Stored entries:
•••••
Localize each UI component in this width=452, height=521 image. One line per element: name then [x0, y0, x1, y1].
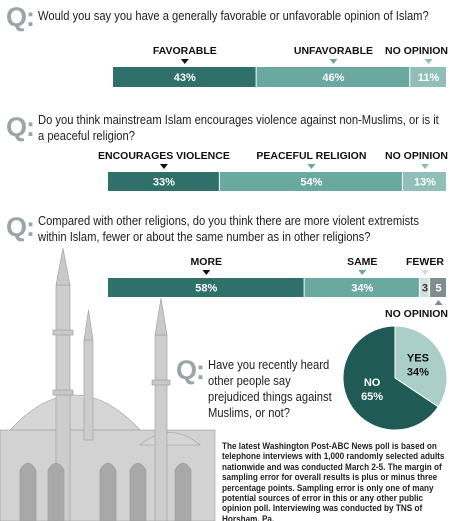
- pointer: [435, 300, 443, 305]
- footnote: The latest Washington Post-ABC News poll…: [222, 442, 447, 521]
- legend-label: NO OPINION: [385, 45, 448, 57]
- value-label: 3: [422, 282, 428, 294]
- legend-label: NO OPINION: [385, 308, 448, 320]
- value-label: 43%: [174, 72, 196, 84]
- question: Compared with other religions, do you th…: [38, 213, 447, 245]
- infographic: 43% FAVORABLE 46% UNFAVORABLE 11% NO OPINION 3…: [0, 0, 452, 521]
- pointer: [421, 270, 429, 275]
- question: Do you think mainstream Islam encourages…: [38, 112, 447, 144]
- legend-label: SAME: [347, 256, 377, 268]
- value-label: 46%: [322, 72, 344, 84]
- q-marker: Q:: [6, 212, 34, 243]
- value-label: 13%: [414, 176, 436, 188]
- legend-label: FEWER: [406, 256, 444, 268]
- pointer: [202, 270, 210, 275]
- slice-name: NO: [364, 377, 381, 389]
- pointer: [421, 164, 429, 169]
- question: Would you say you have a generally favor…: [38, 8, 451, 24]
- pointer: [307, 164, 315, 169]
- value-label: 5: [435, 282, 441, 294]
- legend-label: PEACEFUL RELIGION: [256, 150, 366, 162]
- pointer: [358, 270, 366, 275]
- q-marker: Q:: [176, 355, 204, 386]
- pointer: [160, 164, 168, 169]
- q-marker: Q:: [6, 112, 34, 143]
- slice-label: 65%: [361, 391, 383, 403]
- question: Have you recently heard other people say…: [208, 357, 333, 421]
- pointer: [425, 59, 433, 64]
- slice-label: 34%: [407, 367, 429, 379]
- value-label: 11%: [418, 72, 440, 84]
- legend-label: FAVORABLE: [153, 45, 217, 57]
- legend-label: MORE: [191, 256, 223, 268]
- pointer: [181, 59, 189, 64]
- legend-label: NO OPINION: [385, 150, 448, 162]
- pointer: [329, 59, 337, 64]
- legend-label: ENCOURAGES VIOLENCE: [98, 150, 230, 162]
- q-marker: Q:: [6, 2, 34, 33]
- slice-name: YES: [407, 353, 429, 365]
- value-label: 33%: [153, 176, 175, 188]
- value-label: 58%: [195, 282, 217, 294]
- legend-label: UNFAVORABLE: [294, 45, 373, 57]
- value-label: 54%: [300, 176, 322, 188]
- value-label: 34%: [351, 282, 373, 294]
•••••
◆ **PROBLEM TO SOLVE**
Reproduce all of the material above word for word, leaving out any pictures.

◆ **ANSWER TO THIS PROBLEM**
Localize each UI component in this width=452, height=521 image. One line per element: name then [x0, y0, x1, y1].
- pointer: [435, 300, 443, 305]
- footnote: The latest Washington Post-ABC News poll…: [222, 442, 447, 521]
- legend-label: NO OPINION: [385, 45, 448, 57]
- value-label: 3: [422, 282, 428, 294]
- legend-label: NO OPINION: [385, 308, 448, 320]
- value-label: 43%: [174, 72, 196, 84]
- question: Compared with other religions, do you th…: [38, 213, 447, 245]
- infographic: 43% FAVORABLE 46% UNFAVORABLE 11% NO OPINION 3…: [0, 0, 452, 521]
- pointer: [421, 270, 429, 275]
- question: Do you think mainstream Islam encourages…: [38, 112, 447, 144]
- legend-label: SAME: [347, 256, 377, 268]
- value-label: 46%: [322, 72, 344, 84]
- q-marker: Q:: [6, 212, 34, 243]
- value-label: 13%: [414, 176, 436, 188]
- legend-label: FEWER: [406, 256, 444, 268]
- pointer: [202, 270, 210, 275]
- slice-name: NO: [364, 377, 381, 389]
- pointer: [421, 164, 429, 169]
- question: Would you say you have a generally favor…: [38, 8, 451, 24]
- pointer: [307, 164, 315, 169]
- value-label: 5: [435, 282, 441, 294]
- legend-label: PEACEFUL RELIGION: [256, 150, 366, 162]
- pointer: [358, 270, 366, 275]
- q-marker: Q:: [176, 355, 204, 386]
- pointer: [160, 164, 168, 169]
- q-marker: Q:: [6, 112, 34, 143]
- slice-label: 65%: [361, 391, 383, 403]
- question: Have you recently heard other people say…: [208, 357, 333, 421]
- pointer: [425, 59, 433, 64]
- slice-label: 34%: [407, 367, 429, 379]
- value-label: 11%: [418, 72, 440, 84]
- legend-label: FAVORABLE: [153, 45, 217, 57]
- legend-label: MORE: [191, 256, 223, 268]
- pointer: [181, 59, 189, 64]
- legend-label: NO OPINION: [385, 150, 448, 162]
- pointer: [329, 59, 337, 64]
- legend-label: ENCOURAGES VIOLENCE: [98, 150, 230, 162]
- q-marker: Q:: [6, 2, 34, 33]
- slice-name: YES: [407, 353, 429, 365]
- value-label: 33%: [153, 176, 175, 188]
- value-label: 58%: [195, 282, 217, 294]
- legend-label: UNFAVORABLE: [294, 45, 373, 57]
- value-label: 54%: [300, 176, 322, 188]
- value-label: 34%: [351, 282, 373, 294]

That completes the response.